* DIRECTION
Below are some entries. Copy each line that holds the string "Puesto".

* STORED RECORDS
——————

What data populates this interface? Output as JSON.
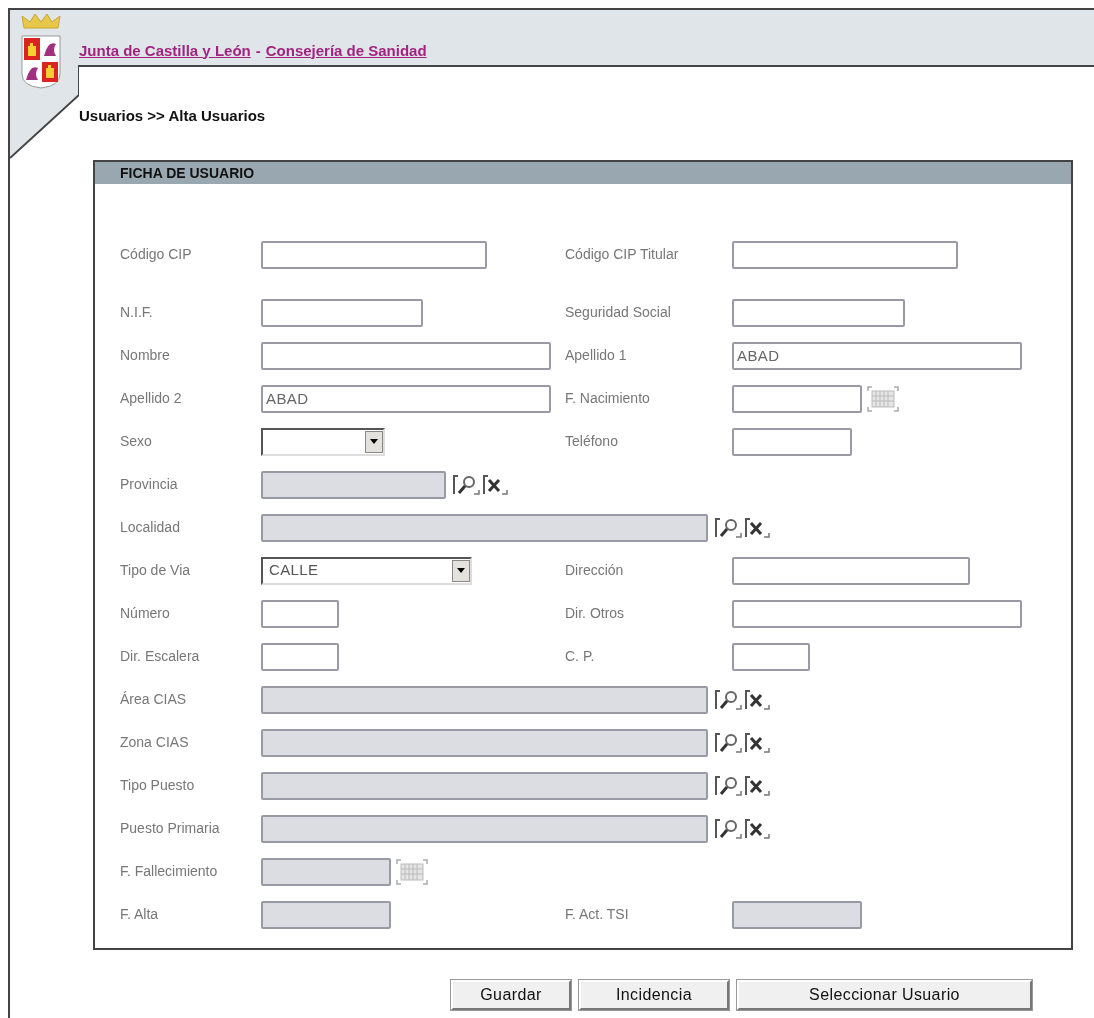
{
  "header": {
    "links": [
      "Junta de Castilla y León",
      "Consejería de Sanidad"
    ],
    "separator": "-"
  },
  "breadcrumb": "Usuarios >> Alta Usuarios",
  "panel": {
    "title": "FICHA DE USUARIO",
    "rows": [
      {
        "left": {
          "label": "Código CIP",
          "kind": "text",
          "disabled": false
        },
        "right": {
          "label": "Código CIP Titular",
          "kind": "text",
          "disabled": false
        }
      },
      {
        "left": {
          "label": "N.I.F.",
          "kind": "text",
          "disabled": false
        },
        "right": {
          "label": "Seguridad Social",
          "kind": "text",
          "disabled": false
        }
      },
      {
        "left": {
          "label": "Nombre",
          "kind": "text",
          "disabled": false
        },
        "right": {
          "label": "Apellido 1",
          "kind": "text",
          "disabled": false,
          "value": "ABAD"
        }
      },
      {
        "left": {
          "label": "Apellido 2",
          "kind": "text",
          "disabled": false,
          "value": "ABAD"
        },
        "right": {
          "label": "F. Nacimiento",
          "kind": "date",
          "disabled": false
        }
      },
      {
        "left": {
          "label": "Sexo",
          "kind": "select",
          "disabled": false
        },
        "right": {
          "label": "Teléfono",
          "kind": "text",
          "disabled": false
        }
      },
      {
        "left": {
          "label": "Provincia",
          "kind": "lookup",
          "disabled": true
        }
      },
      {
        "left": {
          "label": "Localidad",
          "kind": "lookup",
          "disabled": true
        }
      },
      {
        "left": {
          "label": "Tipo de Via",
          "kind": "select",
          "disabled": false,
          "value": "CALLE"
        },
        "right": {
          "label": "Dirección",
          "kind": "text",
          "disabled": false
        }
      },
      {
        "left": {
          "label": "Número",
          "kind": "text",
          "disabled": false
        },
        "right": {
          "label": "Dir. Otros",
          "kind": "text",
          "disabled": false
        }
      },
      {
        "left": {
          "label": "Dir. Escalera",
          "kind": "text",
          "disabled": false
        },
        "right": {
          "label": "C. P.",
          "kind": "text",
          "disabled": false
        }
      },
      {
        "left": {
          "label": "Área CIAS",
          "kind": "lookup",
          "disabled": true
        }
      },
      {
        "left": {
          "label": "Zona CIAS",
          "kind": "lookup",
          "disabled": true
        }
      },
      {
        "left": {
          "label": "Tipo Puesto",
          "kind": "lookup",
          "disabled": true
        }
      },
      {
        "left": {
          "label": "Puesto Primaria",
          "kind": "lookup",
          "disabled": true
        }
      },
      {
        "left": {
          "label": "F. Fallecimiento",
          "kind": "date",
          "disabled": true
        }
      },
      {
        "left": {
          "label": "F. Alta",
          "kind": "text",
          "disabled": true
        },
        "right": {
          "label": "F. Act. TSI",
          "kind": "text",
          "disabled": true
        }
      }
    ]
  },
  "buttons": [
    "Guardar",
    "Incidencia",
    "Seleccionar Usuario"
  ]
}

——————

* SOLUTION TO THE PROBLEM
          "label": "Tipo Puesto",
          "label": "Puesto Primaria",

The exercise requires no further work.